Whose bus is it anyway?

Published December 14, 2021
The writer is a journalist.
The writer is a journalist.

THIS was a week the PML-N was so indignant about not being given izzat (respect) for kaam (work), it forgot to raise slogans for the izzat of its vote. But then, the half of the family interested in the vote was busy in private matters so perhaps the party thought the kaam may as well be given a little importance for once.

And the kaam they chose to claim was the bus project in Karachi that the PTI inaugurated this past week, with the prime minister flying in for the occasion.

But before he could get in for the photo op on Friday, the Noon leadership decided they deserved to hold the proverbial scissors first and landed in Karachi a day ahead. An altercation with the Rangers ensued and regrettably, in the scuffle that followed, Ahsan Iqbal was injured.

And much to-ing and fro-ing (ie interviews and counterviews on channels about who did how much work on the project and can claim it as truly theirs) took place over the next couple of days. Who or which party truly deserves the credit for this project is a topic for those more familiar with the city than those of us sitting in Islamabad. But it has to be said that it was a pleasanter sight for parties to be fighting over a modern urban project than who has been more harmful to the country or who can prove more useful to the establishment.

Raw listing
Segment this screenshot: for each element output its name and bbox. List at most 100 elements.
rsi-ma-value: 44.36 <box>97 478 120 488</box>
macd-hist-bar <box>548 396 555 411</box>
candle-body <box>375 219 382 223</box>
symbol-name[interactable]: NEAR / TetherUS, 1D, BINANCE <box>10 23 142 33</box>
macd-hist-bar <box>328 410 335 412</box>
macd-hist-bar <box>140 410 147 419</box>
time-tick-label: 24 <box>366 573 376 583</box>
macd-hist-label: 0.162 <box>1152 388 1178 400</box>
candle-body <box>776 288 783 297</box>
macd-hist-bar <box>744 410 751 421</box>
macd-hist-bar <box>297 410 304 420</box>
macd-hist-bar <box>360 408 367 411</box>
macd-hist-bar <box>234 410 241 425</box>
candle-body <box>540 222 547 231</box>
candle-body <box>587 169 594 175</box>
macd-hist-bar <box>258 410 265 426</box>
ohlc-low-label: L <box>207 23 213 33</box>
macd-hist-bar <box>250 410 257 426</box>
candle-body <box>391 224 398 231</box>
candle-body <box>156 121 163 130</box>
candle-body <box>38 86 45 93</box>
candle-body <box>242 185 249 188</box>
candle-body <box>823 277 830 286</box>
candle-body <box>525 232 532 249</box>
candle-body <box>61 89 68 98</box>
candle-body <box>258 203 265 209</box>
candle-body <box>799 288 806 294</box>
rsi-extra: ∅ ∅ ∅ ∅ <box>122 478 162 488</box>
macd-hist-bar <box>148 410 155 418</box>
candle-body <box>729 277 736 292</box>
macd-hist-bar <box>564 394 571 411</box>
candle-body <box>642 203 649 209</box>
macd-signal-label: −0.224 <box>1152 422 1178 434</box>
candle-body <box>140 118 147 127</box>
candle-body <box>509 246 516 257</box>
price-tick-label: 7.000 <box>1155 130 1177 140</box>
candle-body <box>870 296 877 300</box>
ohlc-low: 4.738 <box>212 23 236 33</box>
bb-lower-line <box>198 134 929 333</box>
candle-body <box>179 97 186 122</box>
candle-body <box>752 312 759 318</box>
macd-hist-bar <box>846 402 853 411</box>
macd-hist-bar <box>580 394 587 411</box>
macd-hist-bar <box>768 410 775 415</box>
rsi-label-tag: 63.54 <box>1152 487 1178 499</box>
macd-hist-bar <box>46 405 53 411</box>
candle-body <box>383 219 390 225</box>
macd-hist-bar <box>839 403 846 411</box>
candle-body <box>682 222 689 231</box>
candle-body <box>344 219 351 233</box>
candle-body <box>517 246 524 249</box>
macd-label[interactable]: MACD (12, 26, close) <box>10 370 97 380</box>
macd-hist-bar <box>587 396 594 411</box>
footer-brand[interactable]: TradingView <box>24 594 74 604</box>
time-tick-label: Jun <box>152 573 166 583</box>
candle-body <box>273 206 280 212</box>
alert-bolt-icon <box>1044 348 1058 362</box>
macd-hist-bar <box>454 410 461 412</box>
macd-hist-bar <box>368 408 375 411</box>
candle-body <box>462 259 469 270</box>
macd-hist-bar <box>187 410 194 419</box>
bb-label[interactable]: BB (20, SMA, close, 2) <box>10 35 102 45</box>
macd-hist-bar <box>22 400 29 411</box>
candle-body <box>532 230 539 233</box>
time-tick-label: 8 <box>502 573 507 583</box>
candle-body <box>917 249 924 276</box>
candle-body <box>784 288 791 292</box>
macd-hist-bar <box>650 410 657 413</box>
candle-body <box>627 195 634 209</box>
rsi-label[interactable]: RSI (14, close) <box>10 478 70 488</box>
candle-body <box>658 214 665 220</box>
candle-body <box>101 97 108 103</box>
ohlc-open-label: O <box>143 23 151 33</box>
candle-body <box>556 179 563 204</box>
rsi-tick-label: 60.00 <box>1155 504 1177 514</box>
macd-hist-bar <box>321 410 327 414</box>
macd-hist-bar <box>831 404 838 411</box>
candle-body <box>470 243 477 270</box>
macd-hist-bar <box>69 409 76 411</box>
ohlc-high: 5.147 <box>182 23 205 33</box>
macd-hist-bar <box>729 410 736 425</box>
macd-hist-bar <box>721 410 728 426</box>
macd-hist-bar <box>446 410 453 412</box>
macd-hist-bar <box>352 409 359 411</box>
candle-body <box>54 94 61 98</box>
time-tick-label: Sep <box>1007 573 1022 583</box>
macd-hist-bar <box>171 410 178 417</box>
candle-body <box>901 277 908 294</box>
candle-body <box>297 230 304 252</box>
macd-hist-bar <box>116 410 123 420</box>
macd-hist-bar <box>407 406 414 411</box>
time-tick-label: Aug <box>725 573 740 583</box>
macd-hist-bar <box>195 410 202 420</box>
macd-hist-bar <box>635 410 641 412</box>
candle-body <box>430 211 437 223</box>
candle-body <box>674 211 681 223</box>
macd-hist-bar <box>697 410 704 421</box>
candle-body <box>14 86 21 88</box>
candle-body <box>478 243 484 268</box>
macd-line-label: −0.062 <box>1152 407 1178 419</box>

» **TASK 1**
Condense the paragraph of the column beginning "But before he could get in" into a single shorter sentence that keeps its main facts.
» **TASK 2**
Copy the listing verbatim from its first line through the line containing "macd-hist-bar <box>140 410 147 419</box>", including both of those lines.
The column and the listing are unrelated to each other.

» **WORKED ANSWER 1**
The Noon leadership arrived in Karachi a day before the prime minister's Friday photo op to claim the ceremonial scissors first, leading to an altercation with the Rangers in which Ahsan Iqbal was injured.

» **WORKED ANSWER 2**
Segment this screenshot: for each element output its name and bbox. List at most 100 elements.
rsi-ma-value: 44.36 <box>97 478 120 488</box>
macd-hist-bar <box>548 396 555 411</box>
candle-body <box>375 219 382 223</box>
symbol-name[interactable]: NEAR / TetherUS, 1D, BINANCE <box>10 23 142 33</box>
macd-hist-bar <box>328 410 335 412</box>
macd-hist-bar <box>140 410 147 419</box>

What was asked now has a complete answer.